▶ [Material provided]:
^^^^^^^^
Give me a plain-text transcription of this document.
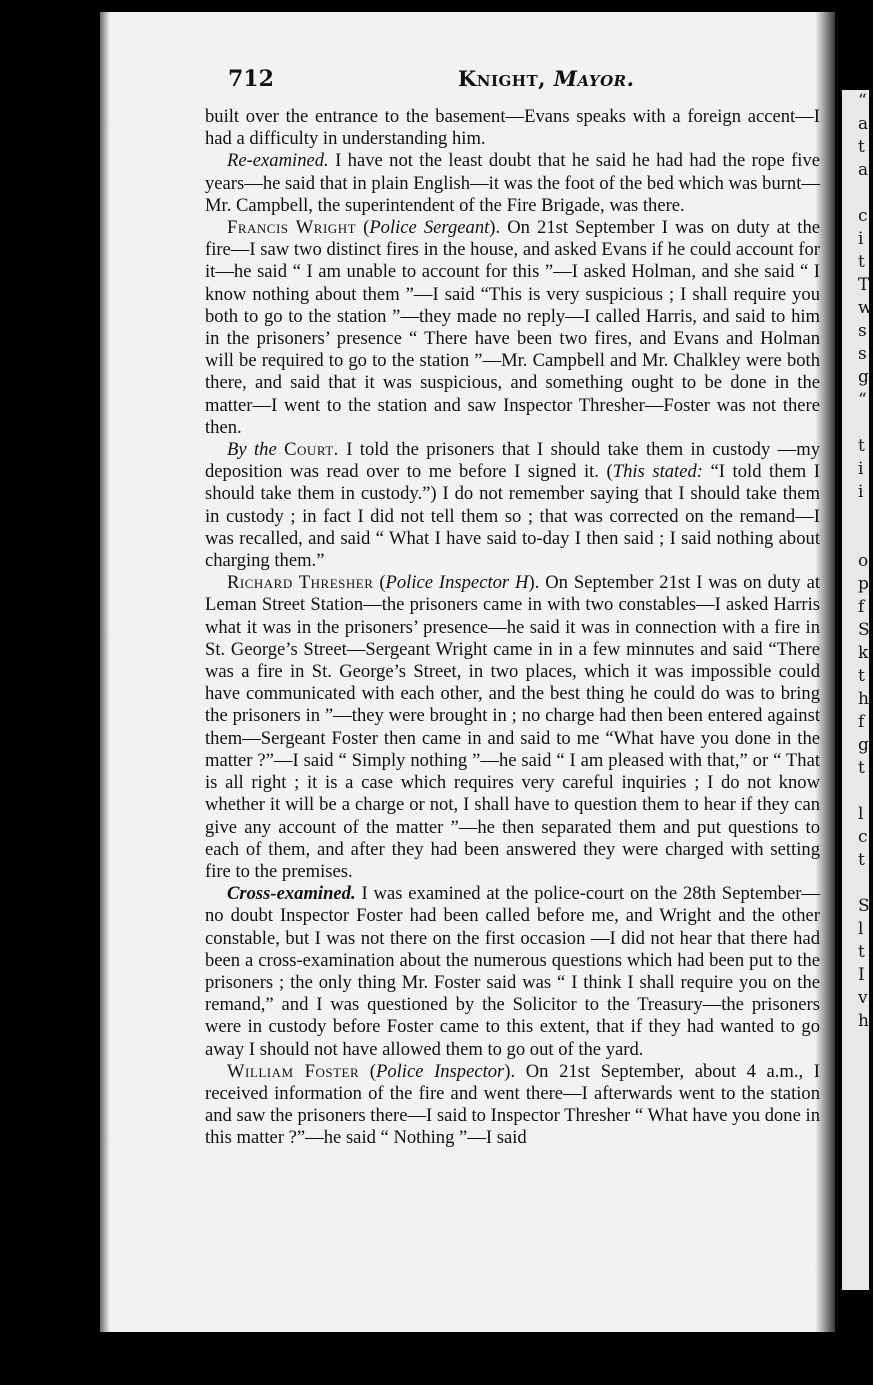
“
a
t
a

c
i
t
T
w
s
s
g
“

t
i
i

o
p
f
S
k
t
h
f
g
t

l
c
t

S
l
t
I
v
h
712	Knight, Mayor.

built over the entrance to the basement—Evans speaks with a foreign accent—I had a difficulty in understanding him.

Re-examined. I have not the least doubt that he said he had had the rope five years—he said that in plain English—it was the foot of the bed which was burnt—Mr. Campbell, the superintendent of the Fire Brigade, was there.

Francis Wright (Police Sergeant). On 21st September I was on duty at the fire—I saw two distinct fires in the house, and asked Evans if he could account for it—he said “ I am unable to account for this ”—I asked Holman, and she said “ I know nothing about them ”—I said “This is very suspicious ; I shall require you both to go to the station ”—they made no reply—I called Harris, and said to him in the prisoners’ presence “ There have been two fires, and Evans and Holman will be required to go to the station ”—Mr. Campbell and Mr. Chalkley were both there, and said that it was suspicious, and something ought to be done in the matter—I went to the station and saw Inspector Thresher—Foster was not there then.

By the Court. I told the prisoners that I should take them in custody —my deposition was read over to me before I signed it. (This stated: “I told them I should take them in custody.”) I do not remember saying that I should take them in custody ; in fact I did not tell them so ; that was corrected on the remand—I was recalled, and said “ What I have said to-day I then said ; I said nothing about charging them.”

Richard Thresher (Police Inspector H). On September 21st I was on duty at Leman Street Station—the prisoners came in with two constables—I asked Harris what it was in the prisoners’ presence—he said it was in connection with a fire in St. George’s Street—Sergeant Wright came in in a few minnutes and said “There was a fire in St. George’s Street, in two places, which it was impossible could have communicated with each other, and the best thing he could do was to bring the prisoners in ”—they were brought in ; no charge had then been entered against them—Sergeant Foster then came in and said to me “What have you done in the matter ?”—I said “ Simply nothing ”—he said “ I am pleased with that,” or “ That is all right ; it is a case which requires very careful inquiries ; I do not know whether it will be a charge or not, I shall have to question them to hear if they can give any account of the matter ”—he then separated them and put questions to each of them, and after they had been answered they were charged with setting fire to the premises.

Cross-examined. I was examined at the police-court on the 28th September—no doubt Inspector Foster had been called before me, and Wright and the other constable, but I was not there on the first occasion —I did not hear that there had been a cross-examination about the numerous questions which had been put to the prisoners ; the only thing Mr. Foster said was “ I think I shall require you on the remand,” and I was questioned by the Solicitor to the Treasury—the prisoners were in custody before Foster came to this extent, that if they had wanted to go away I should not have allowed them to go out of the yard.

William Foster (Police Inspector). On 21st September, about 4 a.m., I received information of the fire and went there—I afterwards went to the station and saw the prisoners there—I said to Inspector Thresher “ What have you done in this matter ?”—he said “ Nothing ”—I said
^^^^^^^^
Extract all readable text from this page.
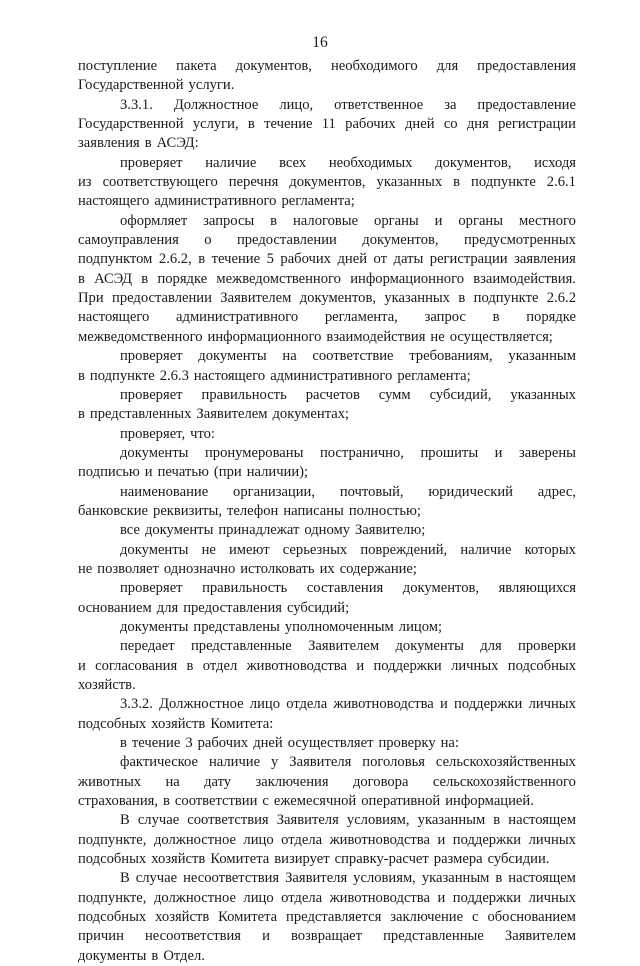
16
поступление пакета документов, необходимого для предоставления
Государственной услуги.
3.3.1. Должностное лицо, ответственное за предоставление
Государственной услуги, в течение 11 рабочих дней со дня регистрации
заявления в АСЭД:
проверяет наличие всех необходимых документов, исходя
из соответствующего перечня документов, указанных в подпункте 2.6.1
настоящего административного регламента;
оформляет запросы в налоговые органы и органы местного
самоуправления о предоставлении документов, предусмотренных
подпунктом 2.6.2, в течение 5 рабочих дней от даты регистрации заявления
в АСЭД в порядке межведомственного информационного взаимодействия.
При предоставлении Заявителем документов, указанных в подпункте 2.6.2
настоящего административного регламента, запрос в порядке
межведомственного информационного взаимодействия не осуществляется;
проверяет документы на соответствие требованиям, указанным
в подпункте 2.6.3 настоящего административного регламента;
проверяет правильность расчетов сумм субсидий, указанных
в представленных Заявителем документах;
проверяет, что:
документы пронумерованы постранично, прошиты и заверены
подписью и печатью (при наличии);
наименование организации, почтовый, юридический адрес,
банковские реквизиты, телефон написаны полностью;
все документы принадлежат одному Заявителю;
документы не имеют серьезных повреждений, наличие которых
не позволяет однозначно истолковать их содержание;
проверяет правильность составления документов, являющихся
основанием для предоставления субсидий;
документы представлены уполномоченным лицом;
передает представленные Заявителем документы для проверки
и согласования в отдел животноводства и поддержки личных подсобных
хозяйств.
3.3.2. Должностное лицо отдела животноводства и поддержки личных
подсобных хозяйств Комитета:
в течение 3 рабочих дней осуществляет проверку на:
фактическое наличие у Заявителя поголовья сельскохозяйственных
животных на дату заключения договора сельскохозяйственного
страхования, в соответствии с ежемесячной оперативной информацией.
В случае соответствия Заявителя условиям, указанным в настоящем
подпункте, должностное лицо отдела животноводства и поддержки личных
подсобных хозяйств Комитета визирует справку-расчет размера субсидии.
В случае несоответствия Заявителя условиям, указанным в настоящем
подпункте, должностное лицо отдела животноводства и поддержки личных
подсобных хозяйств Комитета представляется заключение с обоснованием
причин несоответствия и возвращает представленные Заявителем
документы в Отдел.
^^^^^^^^
▶ [To do]:
Pull every line containing the word "настоящем" out of the material.

▶ [Correct result]:
В случае соответствия Заявителя условиям, указанным в настоящем
В случае несоответствия Заявителя условиям, указанным в настоящем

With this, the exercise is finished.